=== Given data ===

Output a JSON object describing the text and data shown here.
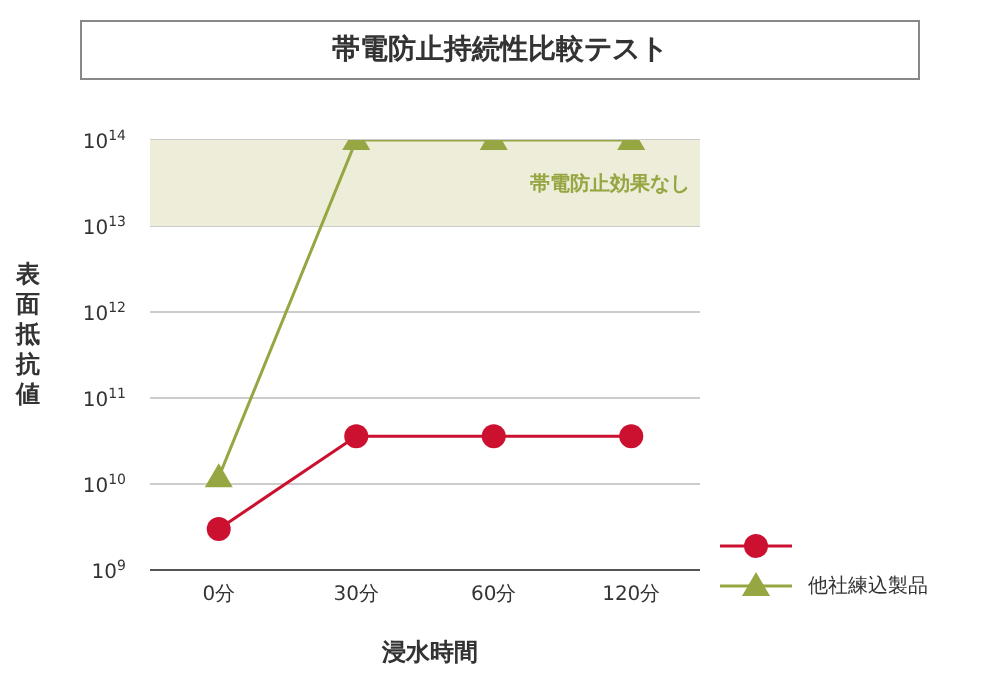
{
  "chart_data": {
    "type": "line",
    "title": "帯電防止持続性比較テスト",
    "xlabel": "浸水時間",
    "ylabel": "表面抵抗値",
    "categories": [
      "0分",
      "30分",
      "60分",
      "120分"
    ],
    "series": [
      {
        "color": "#cc1130",
        "marker": "circle",
        "values": [
          3000000000.0,
          36000000000.0,
          36000000000.0,
          36000000000.0
        ]
      },
      {
        "name": "他社練込製品",
        "color": "#95a642",
        "marker": "triangle",
        "values": [
          12000000000.0,
          100000000000000.0,
          100000000000000.0,
          100000000000000.0
        ]
      }
    ],
    "log": true,
    "ylim": [
      1000000000.0,
      100000000000000.0
    ],
    "yticks": [
      {
        "value": 1000000000.0,
        "label": "10$^{9}$"
      },
      {
        "value": 10000000000.0,
        "label": "10$^{10}$"
      },
      {
        "value": 100000000000.0,
        "label": "10$^{11}$"
      },
      {
        "value": 1000000000000.0,
        "label": "10$^{12}$"
      },
      {
        "value": 10000000000000.0,
        "label": "10$^{13}$"
      },
      {
        "value": 100000000000000.0,
        "label": "10$^{14}$"
      }
    ],
    "grid": "y",
    "legend": "right",
    "bands": [
      {
        "axis": "y",
        "from": 10000000000000.0,
        "to": 100000000000000.0,
        "label": "帯電防止効果なし",
        "color": "#eeedd9"
      }
    ]
  }
}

===

** What you are asked to do **
Every entry above needs to be retyped exactly; drop the pictures.

** Expected answer **
Output a JSON object describing the text and data shown here.
{
  "chart_data": {
    "type": "line",
    "title": "帯電防止持続性比較テスト",
    "xlabel": "浸水時間",
    "ylabel": "表面抵抗値",
    "categories": [
      "0分",
      "30分",
      "60分",
      "120分"
    ],
    "series": [
      {
        "color": "#cc1130",
        "marker": "circle",
        "values": [
          3000000000.0,
          36000000000.0,
          36000000000.0,
          36000000000.0
        ]
      },
      {
        "name": "他社練込製品",
        "color": "#95a642",
        "marker": "triangle",
        "values": [
          12000000000.0,
          100000000000000.0,
          100000000000000.0,
          100000000000000.0
        ]
      }
    ],
    "log": true,
    "ylim": [
      1000000000.0,
      100000000000000.0
    ],
    "yticks": [
      {
        "value": 1000000000.0,
        "label": "10$^{9}$"
      },
      {
        "value": 10000000000.0,
        "label": "10$^{10}$"
      },
      {
        "value": 100000000000.0,
        "label": "10$^{11}$"
      },
      {
        "value": 1000000000000.0,
        "label": "10$^{12}$"
      },
      {
        "value": 10000000000000.0,
        "label": "10$^{13}$"
      },
      {
        "value": 100000000000000.0,
        "label": "10$^{14}$"
      }
    ],
    "grid": "y",
    "legend": "right",
    "bands": [
      {
        "axis": "y",
        "from": 10000000000000.0,
        "to": 100000000000000.0,
        "label": "帯電防止効果なし",
        "color": "#eeedd9"
      }
    ]
  }
}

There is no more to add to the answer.